#### [INPUT RECORDS]
** BEGIN **
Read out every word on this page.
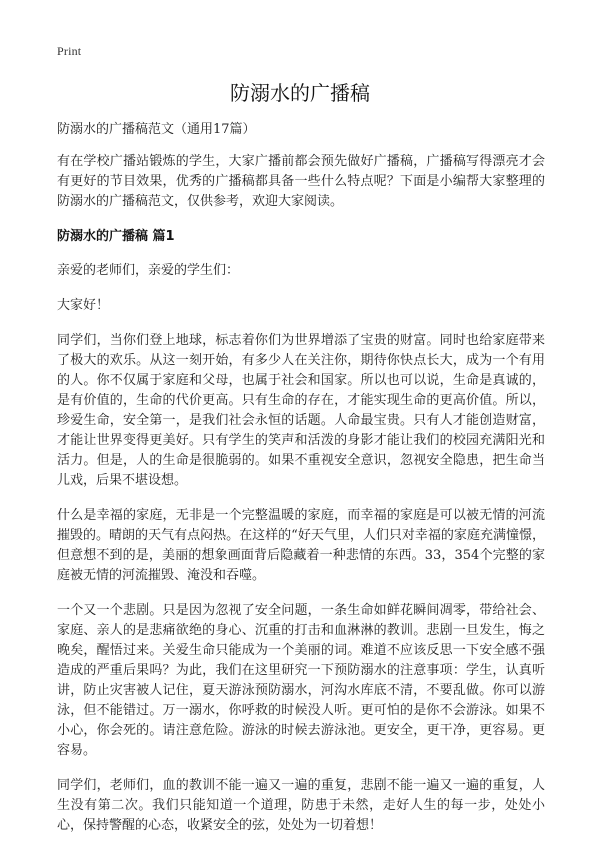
Print
防溺水的广播稿

防溺水的广播稿范文（通用17篇）

有在学校广播站锻炼的学生，大家广播前都会预先做好广播稿，广播稿写得漂亮才会有更好的节目效果，优秀的广播稿都具备一些什么特点呢？下面是小编帮大家整理的防溺水的广播稿范文，仅供参考，欢迎大家阅读。

防溺水的广播稿 篇1

亲爱的老师们，亲爱的学生们：

大家好！

同学们，当你们登上地球，标志着你们为世界增添了宝贵的财富。同时也给家庭带来了极大的欢乐。从这一刻开始，有多少人在关注你，期待你快点长大，成为一个有用的人。你不仅属于家庭和父母，也属于社会和国家。所以也可以说，生命是真诚的，是有价值的，生命的代价更高。只有生命的存在，才能实现生命的更高价值。所以，珍爱生命，安全第一，是我们社会永恒的话题。人命最宝贵。只有人才能创造财富，才能让世界变得更美好。只有学生的笑声和活泼的身影才能让我们的校园充满阳光和活力。但是，人的生命是很脆弱的。如果不重视安全意识，忽视安全隐患，把生命当儿戏，后果不堪设想。

什么是幸福的家庭，无非是一个完整温暖的家庭，而幸福的家庭是可以被无情的河流摧毁的。晴朗的天气有点闷热。在这样的“好天气里，人们只对幸福的家庭充满憧憬，但意想不到的是，美丽的想象画面背后隐藏着一种悲情的东西。33，354个完整的家庭被无情的河流摧毁、淹没和吞噬。

一个又一个悲剧。只是因为忽视了安全问题，一条生命如鲜花瞬间凋零，带给社会、家庭、亲人的是悲痛欲绝的身心、沉重的打击和血淋淋的教训。悲剧一旦发生，悔之晚矣，醒悟过来。关爱生命只能成为一个美丽的词。难道不应该反思一下安全感不强造成的严重后果吗？为此，我们在这里研究一下预防溺水的注意事项：学生，认真听讲，防止灾害被人记住，夏天游泳预防溺水，河沟水库底不清，不要乱做。你可以游泳，但不能错过。万一溺水，你呼救的时候没人听。更可怕的是你不会游泳。如果不小心，你会死的。请注意危险。游泳的时候去游泳池。更安全，更干净，更容易。更容易。

同学们，老师们，血的教训不能一遍又一遍的重复，悲剧不能一遍又一遍的重复，人生没有第二次。我们只能知道一个道理，防患于未然，走好人生的每一步，处处小心，保持警醒的心态，收紧安全的弦，处处为一切着想！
** END **
#### [STATED EXERCISE]
Reproduce each entry precisely. Leave the pictures out.

#### [THE RESPONSE]
Read out every word on this page.
Print
防溺水的广播稿

防溺水的广播稿范文（通用17篇）

有在学校广播站锻炼的学生，大家广播前都会预先做好广播稿，广播稿写得漂亮才会有更好的节目效果，优秀的广播稿都具备一些什么特点呢？下面是小编帮大家整理的防溺水的广播稿范文，仅供参考，欢迎大家阅读。

防溺水的广播稿 篇1

亲爱的老师们，亲爱的学生们：

大家好！

同学们，当你们登上地球，标志着你们为世界增添了宝贵的财富。同时也给家庭带来了极大的欢乐。从这一刻开始，有多少人在关注你，期待你快点长大，成为一个有用的人。你不仅属于家庭和父母，也属于社会和国家。所以也可以说，生命是真诚的，是有价值的，生命的代价更高。只有生命的存在，才能实现生命的更高价值。所以，珍爱生命，安全第一，是我们社会永恒的话题。人命最宝贵。只有人才能创造财富，才能让世界变得更美好。只有学生的笑声和活泼的身影才能让我们的校园充满阳光和活力。但是，人的生命是很脆弱的。如果不重视安全意识，忽视安全隐患，把生命当儿戏，后果不堪设想。

什么是幸福的家庭，无非是一个完整温暖的家庭，而幸福的家庭是可以被无情的河流摧毁的。晴朗的天气有点闷热。在这样的“好天气里，人们只对幸福的家庭充满憧憬，但意想不到的是，美丽的想象画面背后隐藏着一种悲情的东西。33，354个完整的家庭被无情的河流摧毁、淹没和吞噬。

一个又一个悲剧。只是因为忽视了安全问题，一条生命如鲜花瞬间凋零，带给社会、家庭、亲人的是悲痛欲绝的身心、沉重的打击和血淋淋的教训。悲剧一旦发生，悔之晚矣，醒悟过来。关爱生命只能成为一个美丽的词。难道不应该反思一下安全感不强造成的严重后果吗？为此，我们在这里研究一下预防溺水的注意事项：学生，认真听讲，防止灾害被人记住，夏天游泳预防溺水，河沟水库底不清，不要乱做。你可以游泳，但不能错过。万一溺水，你呼救的时候没人听。更可怕的是你不会游泳。如果不小心，你会死的。请注意危险。游泳的时候去游泳池。更安全，更干净，更容易。更容易。

同学们，老师们，血的教训不能一遍又一遍的重复，悲剧不能一遍又一遍的重复，人生没有第二次。我们只能知道一个道理，防患于未然，走好人生的每一步，处处小心，保持警醒的心态，收紧安全的弦，处处为一切着想！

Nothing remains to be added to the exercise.